**What to produce:** Show every line where "случаев" occurs.
***** Provided information
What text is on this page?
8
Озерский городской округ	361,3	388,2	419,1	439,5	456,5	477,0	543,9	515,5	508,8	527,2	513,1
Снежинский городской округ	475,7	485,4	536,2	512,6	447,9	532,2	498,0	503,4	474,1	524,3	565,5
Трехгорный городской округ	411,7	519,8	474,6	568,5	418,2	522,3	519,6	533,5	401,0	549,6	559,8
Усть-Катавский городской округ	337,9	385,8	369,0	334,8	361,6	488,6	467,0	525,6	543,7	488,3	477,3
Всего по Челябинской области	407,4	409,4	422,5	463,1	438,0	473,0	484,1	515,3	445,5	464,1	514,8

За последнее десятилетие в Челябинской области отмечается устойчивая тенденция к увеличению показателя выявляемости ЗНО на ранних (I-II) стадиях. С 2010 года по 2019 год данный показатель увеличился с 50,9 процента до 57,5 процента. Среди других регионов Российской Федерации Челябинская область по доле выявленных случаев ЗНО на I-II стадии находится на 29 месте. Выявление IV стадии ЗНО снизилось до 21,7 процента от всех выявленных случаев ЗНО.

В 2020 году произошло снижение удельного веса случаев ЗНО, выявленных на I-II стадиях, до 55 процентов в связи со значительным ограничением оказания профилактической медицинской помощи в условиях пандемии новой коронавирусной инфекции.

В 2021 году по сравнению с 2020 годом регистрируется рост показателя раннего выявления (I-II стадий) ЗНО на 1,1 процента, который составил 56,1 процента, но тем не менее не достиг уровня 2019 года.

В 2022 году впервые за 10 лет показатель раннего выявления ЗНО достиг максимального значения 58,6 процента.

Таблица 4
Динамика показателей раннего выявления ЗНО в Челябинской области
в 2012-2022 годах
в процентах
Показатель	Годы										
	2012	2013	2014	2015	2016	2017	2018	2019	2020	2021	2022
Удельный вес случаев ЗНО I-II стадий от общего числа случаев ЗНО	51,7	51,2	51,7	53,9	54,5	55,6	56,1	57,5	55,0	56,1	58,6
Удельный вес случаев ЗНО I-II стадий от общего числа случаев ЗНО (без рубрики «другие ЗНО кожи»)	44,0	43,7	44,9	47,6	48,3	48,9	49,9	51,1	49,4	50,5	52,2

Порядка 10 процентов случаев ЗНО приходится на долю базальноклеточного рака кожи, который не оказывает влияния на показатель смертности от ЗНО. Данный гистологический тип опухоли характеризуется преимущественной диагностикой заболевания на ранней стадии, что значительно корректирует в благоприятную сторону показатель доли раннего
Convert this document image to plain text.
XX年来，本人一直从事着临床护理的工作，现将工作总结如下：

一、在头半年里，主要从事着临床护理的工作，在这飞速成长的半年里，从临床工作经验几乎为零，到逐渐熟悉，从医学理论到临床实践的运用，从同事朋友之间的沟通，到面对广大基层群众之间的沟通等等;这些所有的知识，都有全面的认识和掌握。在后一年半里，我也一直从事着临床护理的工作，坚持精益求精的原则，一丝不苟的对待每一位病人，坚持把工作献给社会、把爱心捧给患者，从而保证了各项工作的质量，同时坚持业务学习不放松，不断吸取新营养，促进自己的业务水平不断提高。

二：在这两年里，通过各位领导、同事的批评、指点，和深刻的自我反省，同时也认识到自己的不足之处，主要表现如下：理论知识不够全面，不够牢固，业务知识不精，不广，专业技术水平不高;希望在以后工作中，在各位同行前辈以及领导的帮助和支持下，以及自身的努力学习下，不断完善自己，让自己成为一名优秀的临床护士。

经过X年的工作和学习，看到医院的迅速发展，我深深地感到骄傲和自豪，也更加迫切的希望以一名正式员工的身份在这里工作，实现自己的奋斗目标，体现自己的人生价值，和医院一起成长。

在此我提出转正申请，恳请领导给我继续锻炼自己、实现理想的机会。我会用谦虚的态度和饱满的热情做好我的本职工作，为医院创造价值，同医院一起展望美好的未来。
**********
**Response to this task:**
За последнее десятилетие в Челябинской области отмечается устойчивая тенденция к увеличению показателя выявляемости ЗНО на ранних (I-II) стадиях. С 2010 года по 2019 год данный показатель увеличился с 50,9 процента до 57,5 процента. Среди других регионов Российской Федерации Челябинская область по доле выявленных случаев ЗНО на I-II стадии находится на 29 месте. Выявление IV стадии ЗНО снизилось до 21,7 процента от всех выявленных случаев ЗНО.
В 2020 году произошло снижение удельного веса случаев ЗНО, выявленных на I-II стадиях, до 55 процентов в связи со значительным ограничением оказания профилактической медицинской помощи в условиях пандемии новой коронавирусной инфекции.
Удельный вес случаев ЗНО I-II стадий от общего числа случаев ЗНО	51,7	51,2	51,7	53,9	54,5	55,6	56,1	57,5	55,0	56,1	58,6
Удельный вес случаев ЗНО I-II стадий от общего числа случаев ЗНО (без рубрики «другие ЗНО кожи»)	44,0	43,7	44,9	47,6	48,3	48,9	49,9	51,1	49,4	50,5	52,2
Порядка 10 процентов случаев ЗНО приходится на долю базальноклеточного рака кожи, который не оказывает влияния на показатель смертности от ЗНО. Данный гистологический тип опухоли характеризуется преимущественной диагностикой заболевания на ранней стадии, что значительно корректирует в благоприятную сторону показатель доли раннего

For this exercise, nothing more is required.